Task objective:
Extract all lines that hold "with" from the records below.

Entries shown:
══════════════════════════════
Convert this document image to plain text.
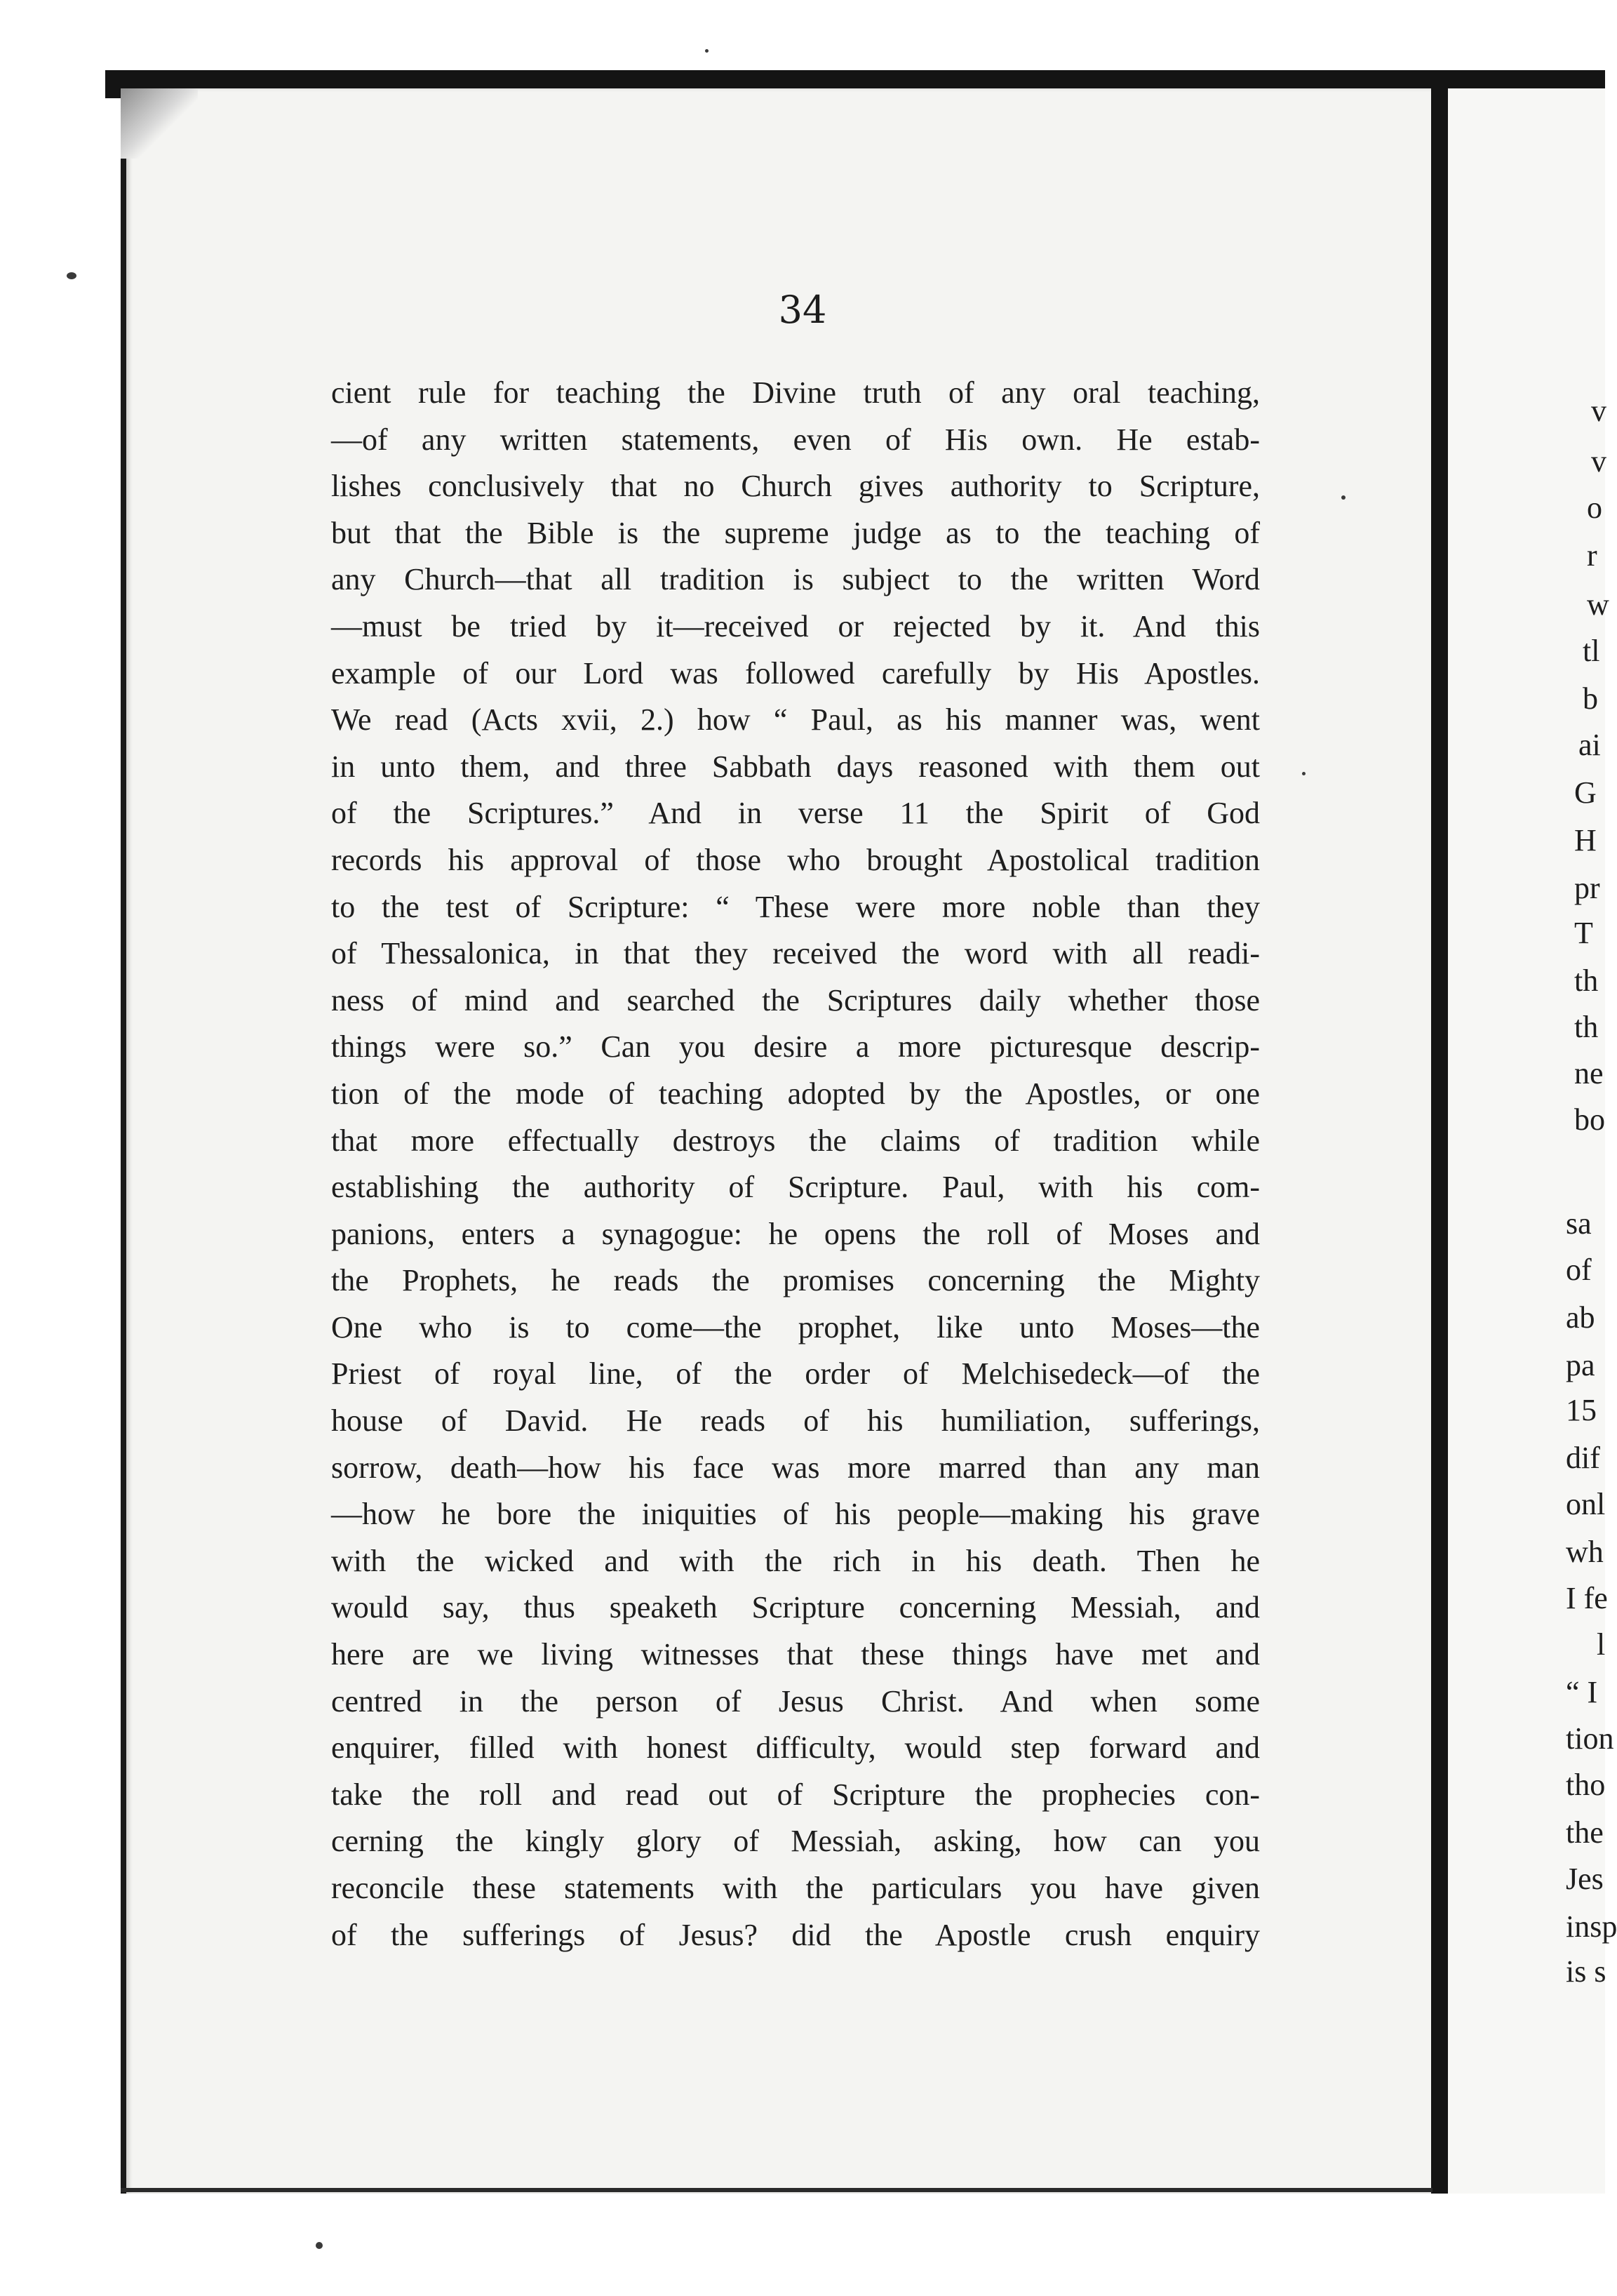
34
cient rule for teaching the Divine truth of any oral teaching,
—of any written statements, even of His own. He estab-
lishes conclusively that no Church gives authority to Scripture,
but that the Bible is the supreme judge as to the teaching of
any Church—that all tradition is subject to the written Word
—must be tried by it—received or rejected by it. And this
example of our Lord was followed carefully by His Apostles.
We read (Acts xvii, 2.) how “ Paul, as his manner was, went
in unto them, and three Sabbath days reasoned with them out
of the Scriptures.” And in verse 11 the Spirit of God
records his approval of those who brought Apostolical tradition
to the test of Scripture: “ These were more noble than they
of Thessalonica, in that they received the word with all readi-
ness of mind and searched the Scriptures daily whether those
things were so.” Can you desire a more picturesque descrip-
tion of the mode of teaching adopted by the Apostles, or one
that more effectually destroys the claims of tradition while
establishing the authority of Scripture. Paul, with his com-
panions, enters a synagogue: he opens the roll of Moses and
the Prophets, he reads the promises concerning the Mighty
One who is to come—the prophet, like unto Moses—the
Priest of royal line, of the order of Melchisedeck—of the
house of David. He reads of his humiliation, sufferings,
sorrow, death—how his face was more marred than any man
—how he bore the iniquities of his people—making his grave
with the wicked and with the rich in his death. Then he
would say, thus speaketh Scripture concerning Messiah, and
here are we living witnesses that these things have met and
centred in the person of Jesus Christ. And when some
enquirer, filled with honest difficulty, would step forward and
take the roll and read out of Scripture the prophecies con-
cerning the kingly glory of Messiah, asking, how can you
reconcile these statements with the particulars you have given
of the sufferings of Jesus? did the Apostle crush enquiry
v
v
o
r
w
tl
b
ai
G
H
pr
T
th
th
ne
bo
sa
of
ab
pa
15
dif
onl
wh
I fe
l
“ I
tion
tho
the
Jes
insp
is s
══════════════════════════════
Output for this exercise:
in unto them, and three Sabbath days reasoned with them out
of Thessalonica, in that they received the word with all readi-
establishing the authority of Scripture. Paul, with his com-
with the wicked and with the rich in his death. Then he
enquirer, filled with honest difficulty, would step forward and
reconcile these statements with the particulars you have given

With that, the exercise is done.